_Supplied material:_

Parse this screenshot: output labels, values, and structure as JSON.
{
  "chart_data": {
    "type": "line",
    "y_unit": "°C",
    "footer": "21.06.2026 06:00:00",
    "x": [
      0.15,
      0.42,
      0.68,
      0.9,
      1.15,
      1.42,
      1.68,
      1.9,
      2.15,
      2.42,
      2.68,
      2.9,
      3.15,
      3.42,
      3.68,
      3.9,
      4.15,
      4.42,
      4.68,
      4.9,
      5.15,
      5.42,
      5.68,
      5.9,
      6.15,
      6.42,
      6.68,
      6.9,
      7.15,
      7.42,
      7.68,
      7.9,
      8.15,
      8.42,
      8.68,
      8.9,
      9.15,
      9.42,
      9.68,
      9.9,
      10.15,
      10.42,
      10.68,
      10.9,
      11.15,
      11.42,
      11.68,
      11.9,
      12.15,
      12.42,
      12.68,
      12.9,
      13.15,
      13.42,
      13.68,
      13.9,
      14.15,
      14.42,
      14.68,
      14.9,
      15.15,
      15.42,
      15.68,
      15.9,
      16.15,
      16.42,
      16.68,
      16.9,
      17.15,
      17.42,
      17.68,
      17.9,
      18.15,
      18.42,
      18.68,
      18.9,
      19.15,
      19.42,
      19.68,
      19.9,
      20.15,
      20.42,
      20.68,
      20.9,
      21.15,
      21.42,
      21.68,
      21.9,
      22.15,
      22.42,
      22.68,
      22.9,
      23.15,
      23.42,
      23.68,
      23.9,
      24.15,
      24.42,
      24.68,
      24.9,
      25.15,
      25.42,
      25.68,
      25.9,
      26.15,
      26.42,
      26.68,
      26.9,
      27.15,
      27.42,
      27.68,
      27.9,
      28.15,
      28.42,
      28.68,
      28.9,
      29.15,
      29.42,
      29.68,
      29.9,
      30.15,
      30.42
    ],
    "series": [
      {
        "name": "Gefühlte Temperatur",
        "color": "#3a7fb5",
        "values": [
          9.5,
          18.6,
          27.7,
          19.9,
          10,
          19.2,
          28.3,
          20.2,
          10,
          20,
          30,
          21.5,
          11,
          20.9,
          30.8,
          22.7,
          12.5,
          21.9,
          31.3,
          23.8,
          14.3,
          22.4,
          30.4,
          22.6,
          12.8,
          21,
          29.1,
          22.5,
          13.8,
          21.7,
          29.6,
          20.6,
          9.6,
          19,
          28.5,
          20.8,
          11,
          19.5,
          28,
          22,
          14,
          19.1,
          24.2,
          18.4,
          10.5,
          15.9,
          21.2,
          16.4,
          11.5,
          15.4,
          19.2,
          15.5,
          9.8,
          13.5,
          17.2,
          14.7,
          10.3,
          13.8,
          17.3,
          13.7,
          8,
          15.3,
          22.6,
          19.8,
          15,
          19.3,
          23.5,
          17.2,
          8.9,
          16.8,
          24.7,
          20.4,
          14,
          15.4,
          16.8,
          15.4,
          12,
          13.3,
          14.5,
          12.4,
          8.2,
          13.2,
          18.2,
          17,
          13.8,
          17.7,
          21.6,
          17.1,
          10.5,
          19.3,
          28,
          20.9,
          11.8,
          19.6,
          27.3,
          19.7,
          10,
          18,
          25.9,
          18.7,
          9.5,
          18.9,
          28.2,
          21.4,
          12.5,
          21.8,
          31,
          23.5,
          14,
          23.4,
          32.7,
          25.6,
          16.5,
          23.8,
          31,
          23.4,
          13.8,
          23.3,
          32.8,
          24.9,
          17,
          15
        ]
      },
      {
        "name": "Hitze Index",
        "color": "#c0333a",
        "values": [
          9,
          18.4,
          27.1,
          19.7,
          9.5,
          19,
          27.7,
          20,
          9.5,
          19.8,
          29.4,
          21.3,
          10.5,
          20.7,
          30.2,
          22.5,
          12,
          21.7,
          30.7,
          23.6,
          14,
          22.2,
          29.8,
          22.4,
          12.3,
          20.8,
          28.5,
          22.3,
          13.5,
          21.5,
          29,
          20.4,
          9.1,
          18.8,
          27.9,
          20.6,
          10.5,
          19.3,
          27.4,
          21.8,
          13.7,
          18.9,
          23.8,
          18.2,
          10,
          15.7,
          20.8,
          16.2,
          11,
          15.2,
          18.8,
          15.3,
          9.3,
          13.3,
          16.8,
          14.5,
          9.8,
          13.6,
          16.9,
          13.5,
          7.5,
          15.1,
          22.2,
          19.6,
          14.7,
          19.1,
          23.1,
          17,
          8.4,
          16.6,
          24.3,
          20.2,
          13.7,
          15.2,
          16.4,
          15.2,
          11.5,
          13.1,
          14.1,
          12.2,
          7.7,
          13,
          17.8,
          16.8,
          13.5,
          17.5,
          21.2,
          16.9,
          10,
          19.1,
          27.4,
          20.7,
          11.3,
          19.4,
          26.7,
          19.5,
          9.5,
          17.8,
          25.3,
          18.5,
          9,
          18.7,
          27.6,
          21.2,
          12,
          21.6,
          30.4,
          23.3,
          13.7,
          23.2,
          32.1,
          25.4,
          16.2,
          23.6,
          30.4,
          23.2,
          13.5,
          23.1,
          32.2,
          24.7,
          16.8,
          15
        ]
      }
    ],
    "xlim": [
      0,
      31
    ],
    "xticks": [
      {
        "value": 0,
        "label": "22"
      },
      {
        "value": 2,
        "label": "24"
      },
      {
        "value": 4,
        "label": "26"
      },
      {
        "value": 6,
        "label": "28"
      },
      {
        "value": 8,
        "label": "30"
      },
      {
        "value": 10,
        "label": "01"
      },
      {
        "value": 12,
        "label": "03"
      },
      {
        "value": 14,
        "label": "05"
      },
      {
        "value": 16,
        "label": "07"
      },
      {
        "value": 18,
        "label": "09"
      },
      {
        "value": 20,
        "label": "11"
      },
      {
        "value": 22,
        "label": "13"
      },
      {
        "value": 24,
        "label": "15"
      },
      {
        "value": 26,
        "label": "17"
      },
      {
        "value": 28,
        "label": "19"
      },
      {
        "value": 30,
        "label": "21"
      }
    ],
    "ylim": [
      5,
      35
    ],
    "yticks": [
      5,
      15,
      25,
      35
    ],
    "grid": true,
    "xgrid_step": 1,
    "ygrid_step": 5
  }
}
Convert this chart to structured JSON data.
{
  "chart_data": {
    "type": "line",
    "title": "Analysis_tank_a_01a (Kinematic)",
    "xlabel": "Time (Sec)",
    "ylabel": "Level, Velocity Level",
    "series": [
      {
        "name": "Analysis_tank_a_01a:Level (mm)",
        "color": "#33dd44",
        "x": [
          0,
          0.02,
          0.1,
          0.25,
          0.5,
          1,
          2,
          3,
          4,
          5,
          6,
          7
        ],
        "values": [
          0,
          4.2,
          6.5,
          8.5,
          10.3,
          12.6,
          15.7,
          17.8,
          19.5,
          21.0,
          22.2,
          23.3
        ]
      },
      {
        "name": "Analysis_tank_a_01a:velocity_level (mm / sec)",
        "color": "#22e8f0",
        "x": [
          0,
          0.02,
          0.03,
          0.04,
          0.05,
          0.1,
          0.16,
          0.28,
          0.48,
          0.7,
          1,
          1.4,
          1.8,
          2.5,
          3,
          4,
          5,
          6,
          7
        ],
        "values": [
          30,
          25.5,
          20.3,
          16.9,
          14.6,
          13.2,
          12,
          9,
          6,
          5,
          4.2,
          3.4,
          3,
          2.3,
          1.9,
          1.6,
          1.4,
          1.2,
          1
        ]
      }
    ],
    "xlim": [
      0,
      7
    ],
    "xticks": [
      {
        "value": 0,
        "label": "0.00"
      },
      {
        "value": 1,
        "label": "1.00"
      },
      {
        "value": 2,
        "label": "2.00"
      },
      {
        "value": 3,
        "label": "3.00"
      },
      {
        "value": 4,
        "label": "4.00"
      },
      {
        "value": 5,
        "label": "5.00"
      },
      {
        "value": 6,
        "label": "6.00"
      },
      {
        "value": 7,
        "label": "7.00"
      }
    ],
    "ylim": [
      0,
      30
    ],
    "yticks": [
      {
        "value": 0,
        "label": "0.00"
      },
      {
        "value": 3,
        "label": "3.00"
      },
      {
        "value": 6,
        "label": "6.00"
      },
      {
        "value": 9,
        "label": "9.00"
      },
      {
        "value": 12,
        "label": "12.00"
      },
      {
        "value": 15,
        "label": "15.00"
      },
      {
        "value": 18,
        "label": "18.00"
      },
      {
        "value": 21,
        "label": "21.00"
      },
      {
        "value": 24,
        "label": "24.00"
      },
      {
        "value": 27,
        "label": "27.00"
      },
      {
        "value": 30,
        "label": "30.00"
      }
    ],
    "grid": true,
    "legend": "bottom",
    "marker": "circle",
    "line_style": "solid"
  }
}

_Short exercise:_
Count every line in the preceding entries where the string "color" appears, then state only the total.

_Final result:_
4